• [Instructions for the task]: Print the lines of the listing below without any change, beginning at the line that contains "bar-category-label: 重庆 <box>34" and stopping after the line that contains "donut-slice <box>417 254 501 406</box>".

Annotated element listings
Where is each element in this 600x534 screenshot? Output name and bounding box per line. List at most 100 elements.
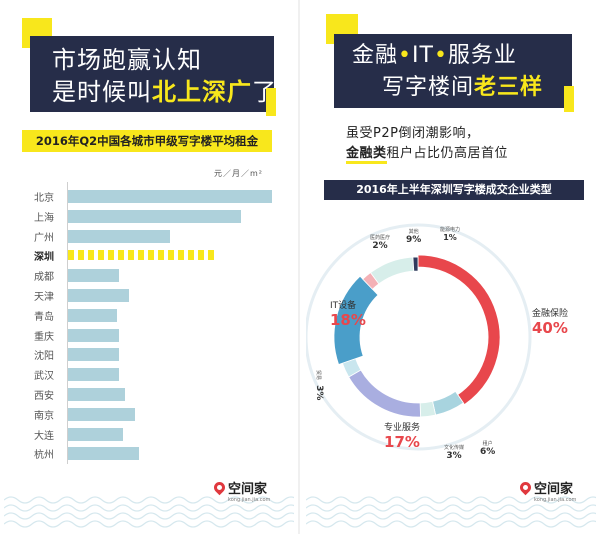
bar-category-label: 重庆 <box>34 331 54 343</box>
donut-slice <box>412 256 419 272</box>
bar-category-label: 西安 <box>34 391 54 402</box>
label-finance-name: 金融保险 <box>532 309 569 319</box>
headline-dot: • <box>398 43 412 68</box>
headline-end: 了 <box>252 78 277 106</box>
donut-slice <box>417 254 501 406</box>
bar-category-label: 杭州 <box>34 450 54 462</box>
label-it-pct: 18% <box>330 311 366 329</box>
label-finance-pct: 40% <box>532 319 568 337</box>
label-energy-pct: 1% <box>443 233 457 242</box>
deco-yellow-strip <box>564 86 574 112</box>
bar-category-label: 武汉 <box>34 371 54 383</box>
headline-text: 写字楼间 <box>382 75 475 100</box>
headline-service: 服务业 <box>447 43 517 68</box>
pie-chart-title: 2016年上半年深圳写字楼成交企业类型 <box>324 180 584 200</box>
donut-outer-ring <box>306 223 532 451</box>
bar <box>68 348 119 362</box>
label-rent-name: 租户 <box>482 441 493 447</box>
headline-box <box>30 36 274 112</box>
headline-it: IT <box>412 43 434 68</box>
deco-yellow-strip <box>266 88 276 116</box>
wave-decoration <box>306 496 596 528</box>
label-energy: 能源电力 1% <box>440 226 460 242</box>
headline-sz: 深 <box>202 78 227 106</box>
label-rent: 租户 6% <box>480 440 495 457</box>
brand-logo: 空间家 <box>211 478 268 497</box>
headline-line1: 市场跑赢认知 <box>52 46 202 74</box>
bar <box>68 229 170 243</box>
brand-url: kong.jian.jia.com <box>228 497 271 503</box>
bar-category-label: 沈阳 <box>34 351 54 363</box>
bar-category-label: 成都 <box>34 272 54 284</box>
brand-url: kong.jian.jia.com <box>534 497 577 503</box>
bar-chart-title: 2016年Q2中国各城市甲级写字楼平均租金 <box>22 130 272 152</box>
bar-category-label: 上海 <box>34 212 54 224</box>
label-culture-name: 文化传媒 <box>444 445 465 451</box>
map-pin-icon <box>211 479 228 496</box>
bar <box>68 308 117 322</box>
tenant-panel: 金融•IT•服务业 写字楼间老三样 虽受P2P倒闭潮影响， 金融类租户占比仍高居… <box>306 0 596 534</box>
headline-finance: 金融 <box>352 43 399 68</box>
bar <box>68 250 215 261</box>
label-culture: 文化传媒 3% <box>444 444 464 461</box>
donut-slice <box>419 400 437 418</box>
bar-category-label: 青岛 <box>34 311 54 323</box>
headline-line1: 金融•IT•服务业 <box>352 40 517 72</box>
label-culture-pct: 3% <box>446 451 462 461</box>
bar <box>68 328 119 342</box>
headline-line2: 写字楼间老三样 <box>382 72 543 104</box>
label-medical-pct: 2% <box>372 241 388 251</box>
label-other-name: 其他 <box>408 229 419 235</box>
bar-chart-unit: 元／月／m² <box>214 169 263 178</box>
bar <box>68 190 272 203</box>
lead-line2: 金融类租户占比仍高居首位 <box>346 142 509 164</box>
brand-logo: 空间家 <box>517 478 574 497</box>
label-service: 专业服务 17% <box>384 420 420 451</box>
donut-slice <box>348 369 421 418</box>
donut-slice <box>333 275 379 365</box>
brand-name: 空间家 <box>534 482 574 497</box>
bar <box>68 427 124 441</box>
label-trade-pct: 3% <box>314 385 324 401</box>
label-it: IT设备 18% <box>330 298 366 329</box>
donut-slice <box>370 256 415 285</box>
label-service-pct: 17% <box>384 433 420 451</box>
headline-text: 是时候叫 <box>52 78 152 106</box>
map-pin-icon <box>517 479 534 496</box>
label-medical: 医药医疗 2% <box>370 234 390 251</box>
label-service-name: 专业服务 <box>384 423 421 433</box>
wave-decoration <box>4 496 294 528</box>
headline-gz: 广 <box>227 78 252 106</box>
bar <box>68 447 140 461</box>
label-trade: 贸易 3% <box>313 370 332 400</box>
bar-axis-line <box>67 182 68 464</box>
brand-name: 空间家 <box>228 482 268 497</box>
lead-rest: 租户占比仍高居首位 <box>386 146 509 161</box>
headline-dot: • <box>433 43 448 68</box>
bar <box>68 388 126 401</box>
bar <box>68 368 119 382</box>
bar-category-label: 广州 <box>34 232 54 244</box>
label-finance: 金融保险 40% <box>532 306 568 337</box>
bar-category-label: 南京 <box>34 410 54 422</box>
donut-chart <box>306 223 532 451</box>
bar <box>68 209 242 223</box>
headline-bj-sh: 北上 <box>152 78 202 106</box>
lead-line1: 虽受P2P倒闭潮影响， <box>346 126 480 141</box>
panel-divider <box>298 0 300 534</box>
bar-category-label: 天津 <box>34 292 54 303</box>
label-trade-name: 贸易 <box>315 370 321 381</box>
label-medical-name: 医药医疗 <box>370 235 391 241</box>
headline-highlight: 老三样 <box>474 75 544 100</box>
label-other-pct: 9% <box>406 235 422 245</box>
bar <box>68 407 136 421</box>
bar-category-label: 大连 <box>34 430 54 442</box>
rent-panel: 市场跑赢认知 是时候叫北上深广了 2016年Q2中国各城市甲级写字楼平均租金 元… <box>4 0 294 534</box>
lead-highlight: 金融类 <box>346 146 387 164</box>
label-other: 其他 9% <box>406 228 421 245</box>
headline-line2: 是时候叫北上深广了 <box>52 76 277 108</box>
label-it-name: IT设备 <box>330 301 357 311</box>
bar <box>68 289 130 302</box>
headline-box <box>334 34 572 108</box>
bar-category-label: 北京 <box>34 193 54 204</box>
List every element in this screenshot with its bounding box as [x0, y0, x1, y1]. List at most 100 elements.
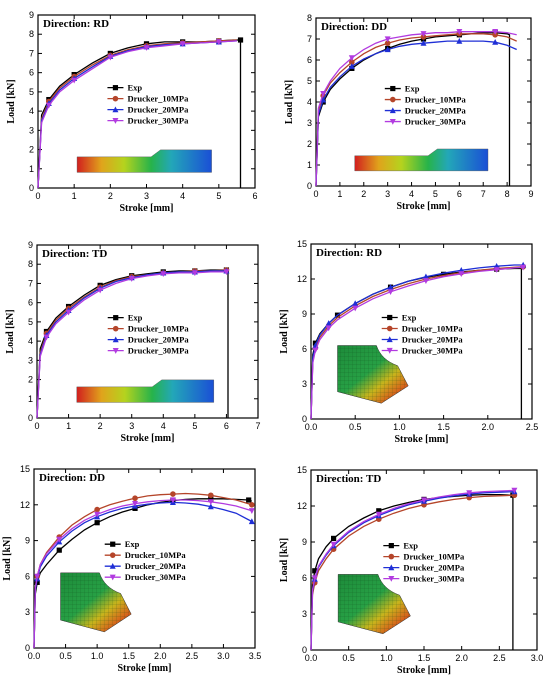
marker-triangle-up — [492, 38, 499, 45]
marker-circle — [170, 491, 176, 497]
marker-triangle-down — [520, 264, 527, 271]
marker-triangle-up — [387, 283, 394, 290]
y-tick-label: 4 — [28, 336, 33, 346]
x-tick-label: 1 — [337, 189, 342, 199]
y-tick-label: 3 — [29, 125, 34, 135]
marker-square — [113, 315, 119, 321]
y-tick-label: 7 — [29, 48, 34, 58]
y-axis-title: Load [kN] — [279, 538, 290, 582]
legend-label: Drucker_10MPa — [405, 95, 467, 105]
x-tick-label: 1.0 — [91, 651, 104, 661]
plot-frame — [310, 243, 533, 420]
fe-contour-shape — [76, 149, 212, 173]
marker-triangle-down — [511, 487, 518, 494]
x-tick-label: 0 — [35, 191, 40, 201]
series-line — [36, 271, 227, 419]
legend-label: Drucker_30MPa — [127, 116, 189, 126]
plot-frame — [36, 244, 259, 419]
legend-label: Drucker_30MPa — [403, 574, 465, 584]
fe-contour-shape — [354, 148, 489, 172]
y-tick-label: 4 — [307, 97, 312, 107]
marker-triangle-down — [65, 309, 72, 316]
x-tick-label: 4 — [161, 421, 166, 431]
marker-circle — [349, 59, 355, 65]
chart-title: Direction: TD — [316, 473, 381, 485]
series-line — [36, 269, 227, 419]
series-Drucker_30MPa — [37, 39, 237, 189]
y-tick-label: 0 — [28, 413, 33, 423]
marker-circle — [208, 492, 214, 499]
marker-triangle-down — [248, 508, 255, 514]
marker-triangle-down — [160, 271, 167, 278]
y-tick-label: 4 — [29, 106, 34, 116]
y-tick-label: 7 — [307, 34, 312, 44]
marker-triangle-down — [143, 45, 150, 51]
x-axis-title: Stroke [mm] — [397, 665, 451, 676]
marker-triangle-up — [348, 63, 355, 69]
marker-circle — [109, 552, 116, 558]
marker-triangle-up — [207, 503, 214, 510]
marker-triangle-down — [311, 575, 318, 582]
series-Drucker_30MPa — [315, 29, 517, 187]
legend-label: Drucker_10MPa — [403, 552, 465, 562]
x-tick-label: 0 — [313, 189, 318, 199]
y-tick-label: 6 — [28, 298, 33, 308]
marker-triangle-up — [325, 320, 332, 326]
x-axis-title: Stroke [mm] — [397, 201, 451, 212]
marker-triangle-down — [421, 497, 427, 504]
y-tick-label: 9 — [29, 10, 34, 20]
y-tick-label: 12 — [20, 500, 30, 510]
x-tick-label: 3 — [129, 421, 134, 431]
x-tick-label: 1.5 — [122, 651, 135, 661]
x-axis-title: Stroke [mm] — [118, 663, 172, 674]
fe-mesh-grid — [338, 574, 411, 634]
legend-label: Drucker_10MPa — [127, 94, 189, 104]
marker-triangle-down — [112, 348, 119, 354]
y-tick-label: 1 — [28, 394, 33, 404]
marker-square — [390, 85, 396, 92]
y-tick-label: 5 — [28, 317, 33, 327]
legend-label: Drucker_20MPa — [125, 561, 187, 571]
chart-panel-3: 0 1 2 3 4 5 6 7 0 1 2 3 4 5 6 7 8 9 Stroke [mm] Load [kN] Di… — [5, 240, 261, 444]
chart-panel-6: 0.0 0.5 1.0 1.5 2.0 2.5 3.0 0 3 6 9 12 15 Stroke [mm]… — [279, 465, 543, 676]
y-tick-label: 3 — [302, 609, 307, 619]
x-tick-label: 1.5 — [437, 422, 450, 432]
x-tick-label: 8 — [505, 189, 510, 199]
series-line — [33, 501, 253, 649]
marker-triangle-down — [493, 267, 500, 273]
y-tick-label: 7 — [28, 278, 33, 288]
marker-triangle-down — [71, 77, 78, 84]
fe-contour-shape — [76, 379, 214, 403]
fe-mesh-inset — [337, 345, 409, 404]
y-tick-label: 2 — [307, 139, 312, 149]
chart-title: Direction: DD — [39, 472, 105, 484]
y-tick-label: 5 — [307, 76, 312, 86]
marker-triangle-down — [348, 55, 355, 62]
x-tick-label: 0.0 — [28, 651, 41, 661]
series-line — [315, 31, 517, 187]
marker-triangle-down — [422, 278, 429, 284]
x-tick-label: 6 — [457, 189, 462, 199]
series-line — [315, 32, 511, 187]
marker-triangle-down — [97, 287, 104, 294]
marker-circle — [388, 553, 395, 560]
y-tick-label: 8 — [29, 29, 34, 39]
marker-square — [112, 85, 119, 91]
marker-circle — [390, 96, 396, 103]
legend-label: Drucker_30MPa — [405, 117, 467, 127]
legend-label: Drucker_10MPa — [125, 550, 187, 560]
series-line — [310, 489, 515, 651]
y-tick-label: 9 — [302, 537, 307, 547]
x-tick-label: 2 — [108, 191, 113, 201]
x-tick-label: 3.0 — [531, 653, 544, 663]
marker-square — [237, 37, 244, 43]
x-tick-label: 0.0 — [305, 653, 318, 663]
marker-square — [331, 535, 337, 541]
x-tick-label: 7 — [255, 421, 260, 431]
marker-triangle-down — [207, 499, 214, 506]
y-tick-label: 9 — [28, 240, 33, 250]
y-tick-label: 15 — [297, 465, 307, 475]
chart-panel-2: 0 1 2 3 4 5 6 7 8 9 0 1 2 3 4 5 6 7 8 Stroke [mm] Load [kN] D… — [284, 13, 534, 212]
y-tick-label: 1 — [307, 160, 312, 170]
chart-panel-4: 0.0 0.5 1.0 1.5 2.0 2.5 0 3 6 9 12 15 Stroke [mm] Loa… — [279, 239, 538, 445]
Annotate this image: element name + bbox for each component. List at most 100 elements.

• [The reply]:
bar-category-label: 重庆 <box>34 331 54 343</box>
donut-slice <box>412 256 419 272</box>
bar-category-label: 西安 <box>34 391 54 402</box>
label-finance-name: 金融保险 <box>532 309 569 319</box>
headline-dot: • <box>398 43 412 68</box>
headline-end: 了 <box>252 78 277 106</box>
donut-slice <box>417 254 501 406</box>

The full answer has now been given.